[Collected data]
################

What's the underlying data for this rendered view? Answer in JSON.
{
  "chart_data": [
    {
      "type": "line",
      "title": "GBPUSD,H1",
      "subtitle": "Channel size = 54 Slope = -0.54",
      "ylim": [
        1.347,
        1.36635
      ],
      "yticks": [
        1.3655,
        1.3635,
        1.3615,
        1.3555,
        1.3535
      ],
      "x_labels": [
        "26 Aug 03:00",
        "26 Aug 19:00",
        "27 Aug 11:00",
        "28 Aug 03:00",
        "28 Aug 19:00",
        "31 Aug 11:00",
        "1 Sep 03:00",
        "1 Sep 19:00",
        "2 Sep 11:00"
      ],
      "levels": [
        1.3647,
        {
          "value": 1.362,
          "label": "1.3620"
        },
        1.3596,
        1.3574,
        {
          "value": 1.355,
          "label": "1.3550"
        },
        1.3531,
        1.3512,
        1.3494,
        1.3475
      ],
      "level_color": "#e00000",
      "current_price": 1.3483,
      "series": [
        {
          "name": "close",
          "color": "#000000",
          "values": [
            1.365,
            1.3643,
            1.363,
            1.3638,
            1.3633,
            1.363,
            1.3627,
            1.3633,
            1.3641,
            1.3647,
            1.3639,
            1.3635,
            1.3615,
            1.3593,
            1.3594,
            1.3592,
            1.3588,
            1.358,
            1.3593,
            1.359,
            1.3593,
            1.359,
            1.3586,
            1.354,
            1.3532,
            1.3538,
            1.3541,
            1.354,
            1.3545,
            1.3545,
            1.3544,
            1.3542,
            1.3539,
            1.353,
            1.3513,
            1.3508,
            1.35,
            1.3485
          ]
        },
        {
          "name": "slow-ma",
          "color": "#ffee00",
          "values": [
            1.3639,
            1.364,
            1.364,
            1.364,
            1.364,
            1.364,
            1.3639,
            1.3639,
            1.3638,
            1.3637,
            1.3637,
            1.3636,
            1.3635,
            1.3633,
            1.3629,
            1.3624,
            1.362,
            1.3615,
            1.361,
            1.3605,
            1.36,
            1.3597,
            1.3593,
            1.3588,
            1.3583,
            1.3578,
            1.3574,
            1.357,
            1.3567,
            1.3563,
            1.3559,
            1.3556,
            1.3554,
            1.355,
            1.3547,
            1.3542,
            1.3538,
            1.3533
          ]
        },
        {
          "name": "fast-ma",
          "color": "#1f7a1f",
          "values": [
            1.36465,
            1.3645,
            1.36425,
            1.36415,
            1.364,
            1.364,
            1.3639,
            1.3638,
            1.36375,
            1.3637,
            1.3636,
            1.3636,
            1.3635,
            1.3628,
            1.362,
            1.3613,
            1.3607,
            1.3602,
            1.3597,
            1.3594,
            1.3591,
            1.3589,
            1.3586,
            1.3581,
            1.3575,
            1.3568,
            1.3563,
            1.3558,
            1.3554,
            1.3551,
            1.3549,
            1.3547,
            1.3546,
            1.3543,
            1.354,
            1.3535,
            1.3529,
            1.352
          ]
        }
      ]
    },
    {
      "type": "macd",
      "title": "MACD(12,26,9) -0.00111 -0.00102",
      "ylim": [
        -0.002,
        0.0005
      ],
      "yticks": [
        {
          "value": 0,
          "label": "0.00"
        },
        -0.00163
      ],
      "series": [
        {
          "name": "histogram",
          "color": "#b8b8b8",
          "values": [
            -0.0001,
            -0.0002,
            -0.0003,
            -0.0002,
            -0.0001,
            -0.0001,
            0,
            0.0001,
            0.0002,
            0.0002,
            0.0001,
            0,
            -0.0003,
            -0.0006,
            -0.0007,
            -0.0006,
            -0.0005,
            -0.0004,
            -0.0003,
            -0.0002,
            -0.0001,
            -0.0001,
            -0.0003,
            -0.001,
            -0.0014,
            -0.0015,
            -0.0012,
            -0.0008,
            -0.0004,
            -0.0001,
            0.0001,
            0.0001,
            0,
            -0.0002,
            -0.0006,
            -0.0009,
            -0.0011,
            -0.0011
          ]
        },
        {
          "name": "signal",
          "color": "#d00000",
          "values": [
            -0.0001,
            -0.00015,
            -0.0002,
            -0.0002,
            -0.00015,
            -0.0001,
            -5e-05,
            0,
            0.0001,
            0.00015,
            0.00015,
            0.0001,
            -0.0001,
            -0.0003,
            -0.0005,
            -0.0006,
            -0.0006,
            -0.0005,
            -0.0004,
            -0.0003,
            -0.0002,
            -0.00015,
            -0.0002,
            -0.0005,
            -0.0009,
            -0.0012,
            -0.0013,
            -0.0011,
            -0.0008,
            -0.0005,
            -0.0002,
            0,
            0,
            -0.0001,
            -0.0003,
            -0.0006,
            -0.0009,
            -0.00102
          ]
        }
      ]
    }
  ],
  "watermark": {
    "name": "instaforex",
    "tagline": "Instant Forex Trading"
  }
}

################

(The request)
Determine how many lines of the data contain the word "name", and reply with that number only.

(Response)
6